Exact repetition is required: output every record in full.
═══ Dataset records ═══
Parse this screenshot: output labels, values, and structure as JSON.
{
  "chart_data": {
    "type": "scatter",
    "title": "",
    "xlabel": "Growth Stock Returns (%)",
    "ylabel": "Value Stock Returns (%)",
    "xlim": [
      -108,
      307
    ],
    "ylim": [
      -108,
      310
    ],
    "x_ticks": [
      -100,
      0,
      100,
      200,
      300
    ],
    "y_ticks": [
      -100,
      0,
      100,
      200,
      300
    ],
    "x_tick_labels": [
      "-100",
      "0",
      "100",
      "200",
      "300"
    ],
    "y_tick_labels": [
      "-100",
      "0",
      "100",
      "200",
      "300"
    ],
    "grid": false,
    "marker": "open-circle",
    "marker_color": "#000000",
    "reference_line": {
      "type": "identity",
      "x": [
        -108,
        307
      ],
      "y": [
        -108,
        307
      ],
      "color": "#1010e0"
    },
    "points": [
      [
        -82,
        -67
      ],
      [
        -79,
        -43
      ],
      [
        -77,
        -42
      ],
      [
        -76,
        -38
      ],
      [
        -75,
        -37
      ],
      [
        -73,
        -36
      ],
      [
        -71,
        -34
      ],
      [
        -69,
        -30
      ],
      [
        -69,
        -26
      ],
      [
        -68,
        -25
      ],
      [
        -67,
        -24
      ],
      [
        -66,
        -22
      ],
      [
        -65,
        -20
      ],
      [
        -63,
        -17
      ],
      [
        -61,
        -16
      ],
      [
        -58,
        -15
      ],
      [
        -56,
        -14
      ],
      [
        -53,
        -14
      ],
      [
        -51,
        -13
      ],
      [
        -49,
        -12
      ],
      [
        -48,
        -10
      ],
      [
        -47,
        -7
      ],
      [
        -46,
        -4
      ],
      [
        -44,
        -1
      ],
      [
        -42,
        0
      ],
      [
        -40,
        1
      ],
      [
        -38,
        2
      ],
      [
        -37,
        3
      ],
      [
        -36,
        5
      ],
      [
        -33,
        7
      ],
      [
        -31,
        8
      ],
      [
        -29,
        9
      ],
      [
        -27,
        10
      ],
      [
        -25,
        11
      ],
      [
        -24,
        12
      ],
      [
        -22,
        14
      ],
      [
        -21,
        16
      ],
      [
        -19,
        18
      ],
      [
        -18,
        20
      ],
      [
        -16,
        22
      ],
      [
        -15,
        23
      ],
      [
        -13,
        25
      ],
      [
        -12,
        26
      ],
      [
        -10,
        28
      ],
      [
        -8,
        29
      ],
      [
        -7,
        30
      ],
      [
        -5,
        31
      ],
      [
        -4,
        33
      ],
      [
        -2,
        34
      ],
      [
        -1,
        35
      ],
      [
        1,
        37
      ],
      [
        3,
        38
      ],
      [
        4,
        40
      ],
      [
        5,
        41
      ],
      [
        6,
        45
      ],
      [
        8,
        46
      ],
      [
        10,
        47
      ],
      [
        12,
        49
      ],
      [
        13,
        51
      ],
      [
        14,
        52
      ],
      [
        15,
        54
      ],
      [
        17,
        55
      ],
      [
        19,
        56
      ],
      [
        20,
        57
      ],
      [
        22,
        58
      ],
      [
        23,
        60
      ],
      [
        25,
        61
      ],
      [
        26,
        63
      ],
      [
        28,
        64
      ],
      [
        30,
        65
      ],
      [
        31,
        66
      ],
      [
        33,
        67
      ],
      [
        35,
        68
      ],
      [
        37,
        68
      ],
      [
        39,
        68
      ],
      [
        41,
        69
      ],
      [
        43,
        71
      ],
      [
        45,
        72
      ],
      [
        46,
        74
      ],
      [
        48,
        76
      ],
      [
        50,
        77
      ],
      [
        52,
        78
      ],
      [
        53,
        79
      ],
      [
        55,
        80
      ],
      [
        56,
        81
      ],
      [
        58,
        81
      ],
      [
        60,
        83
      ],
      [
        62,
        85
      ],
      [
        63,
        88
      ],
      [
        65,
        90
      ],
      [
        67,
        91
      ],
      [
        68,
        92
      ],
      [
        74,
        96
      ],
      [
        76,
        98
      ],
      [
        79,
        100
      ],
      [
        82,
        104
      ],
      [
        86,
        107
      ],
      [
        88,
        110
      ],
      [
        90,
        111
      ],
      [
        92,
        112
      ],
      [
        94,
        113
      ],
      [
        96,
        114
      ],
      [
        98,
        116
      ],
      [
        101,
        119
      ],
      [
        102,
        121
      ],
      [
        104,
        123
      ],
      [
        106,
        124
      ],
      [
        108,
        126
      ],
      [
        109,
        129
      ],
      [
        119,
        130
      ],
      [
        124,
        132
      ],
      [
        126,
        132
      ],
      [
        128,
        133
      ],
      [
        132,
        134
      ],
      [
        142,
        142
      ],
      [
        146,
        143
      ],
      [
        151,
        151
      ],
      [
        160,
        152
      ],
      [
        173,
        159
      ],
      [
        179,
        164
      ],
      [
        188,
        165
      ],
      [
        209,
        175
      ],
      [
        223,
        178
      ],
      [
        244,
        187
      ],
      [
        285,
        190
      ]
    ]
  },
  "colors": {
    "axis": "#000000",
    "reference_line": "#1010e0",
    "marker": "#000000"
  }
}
═══
• [Task output]
Parse this screenshot: output labels, values, and structure as JSON.
{
  "chart_data": {
    "type": "scatter",
    "title": "",
    "xlabel": "Growth Stock Returns (%)",
    "ylabel": "Value Stock Returns (%)",
    "xlim": [
      -108,
      307
    ],
    "ylim": [
      -108,
      310
    ],
    "x_ticks": [
      -100,
      0,
      100,
      200,
      300
    ],
    "y_ticks": [
      -100,
      0,
      100,
      200,
      300
    ],
    "x_tick_labels": [
      "-100",
      "0",
      "100",
      "200",
      "300"
    ],
    "y_tick_labels": [
      "-100",
      "0",
      "100",
      "200",
      "300"
    ],
    "grid": false,
    "marker": "open-circle",
    "marker_color": "#000000",
    "reference_line": {
      "type": "identity",
      "x": [
        -108,
        307
      ],
      "y": [
        -108,
        307
      ],
      "color": "#1010e0"
    },
    "points": [
      [
        -82,
        -67
      ],
      [
        -79,
        -43
      ],
      [
        -77,
        -42
      ],
      [
        -76,
        -38
      ],
      [
        -75,
        -37
      ],
      [
        -73,
        -36
      ],
      [
        -71,
        -34
      ],
      [
        -69,
        -30
      ],
      [
        -69,
        -26
      ],
      [
        -68,
        -25
      ],
      [
        -67,
        -24
      ],
      [
        -66,
        -22
      ],
      [
        -65,
        -20
      ],
      [
        -63,
        -17
      ],
      [
        -61,
        -16
      ],
      [
        -58,
        -15
      ],
      [
        -56,
        -14
      ],
      [
        -53,
        -14
      ],
      [
        -51,
        -13
      ],
      [
        -49,
        -12
      ],
      [
        -48,
        -10
      ],
      [
        -47,
        -7
      ],
      [
        -46,
        -4
      ],
      [
        -44,
        -1
      ],
      [
        -42,
        0
      ],
      [
        -40,
        1
      ],
      [
        -38,
        2
      ],
      [
        -37,
        3
      ],
      [
        -36,
        5
      ],
      [
        -33,
        7
      ],
      [
        -31,
        8
      ],
      [
        -29,
        9
      ],
      [
        -27,
        10
      ],
      [
        -25,
        11
      ],
      [
        -24,
        12
      ],
      [
        -22,
        14
      ],
      [
        -21,
        16
      ],
      [
        -19,
        18
      ],
      [
        -18,
        20
      ],
      [
        -16,
        22
      ],
      [
        -15,
        23
      ],
      [
        -13,
        25
      ],
      [
        -12,
        26
      ],
      [
        -10,
        28
      ],
      [
        -8,
        29
      ],
      [
        -7,
        30
      ],
      [
        -5,
        31
      ],
      [
        -4,
        33
      ],
      [
        -2,
        34
      ],
      [
        -1,
        35
      ],
      [
        1,
        37
      ],
      [
        3,
        38
      ],
      [
        4,
        40
      ],
      [
        5,
        41
      ],
      [
        6,
        45
      ],
      [
        8,
        46
      ],
      [
        10,
        47
      ],
      [
        12,
        49
      ],
      [
        13,
        51
      ],
      [
        14,
        52
      ],
      [
        15,
        54
      ],
      [
        17,
        55
      ],
      [
        19,
        56
      ],
      [
        20,
        57
      ],
      [
        22,
        58
      ],
      [
        23,
        60
      ],
      [
        25,
        61
      ],
      [
        26,
        63
      ],
      [
        28,
        64
      ],
      [
        30,
        65
      ],
      [
        31,
        66
      ],
      [
        33,
        67
      ],
      [
        35,
        68
      ],
      [
        37,
        68
      ],
      [
        39,
        68
      ],
      [
        41,
        69
      ],
      [
        43,
        71
      ],
      [
        45,
        72
      ],
      [
        46,
        74
      ],
      [
        48,
        76
      ],
      [
        50,
        77
      ],
      [
        52,
        78
      ],
      [
        53,
        79
      ],
      [
        55,
        80
      ],
      [
        56,
        81
      ],
      [
        58,
        81
      ],
      [
        60,
        83
      ],
      [
        62,
        85
      ],
      [
        63,
        88
      ],
      [
        65,
        90
      ],
      [
        67,
        91
      ],
      [
        68,
        92
      ],
      [
        74,
        96
      ],
      [
        76,
        98
      ],
      [
        79,
        100
      ],
      [
        82,
        104
      ],
      [
        86,
        107
      ],
      [
        88,
        110
      ],
      [
        90,
        111
      ],
      [
        92,
        112
      ],
      [
        94,
        113
      ],
      [
        96,
        114
      ],
      [
        98,
        116
      ],
      [
        101,
        119
      ],
      [
        102,
        121
      ],
      [
        104,
        123
      ],
      [
        106,
        124
      ],
      [
        108,
        126
      ],
      [
        109,
        129
      ],
      [
        119,
        130
      ],
      [
        124,
        132
      ],
      [
        126,
        132
      ],
      [
        128,
        133
      ],
      [
        132,
        134
      ],
      [
        142,
        142
      ],
      [
        146,
        143
      ],
      [
        151,
        151
      ],
      [
        160,
        152
      ],
      [
        173,
        159
      ],
      [
        179,
        164
      ],
      [
        188,
        165
      ],
      [
        209,
        175
      ],
      [
        223,
        178
      ],
      [
        244,
        187
      ],
      [
        285,
        190
      ]
    ]
  },
  "colors": {
    "axis": "#000000",
    "reference_line": "#1010e0",
    "marker": "#000000"
  }
}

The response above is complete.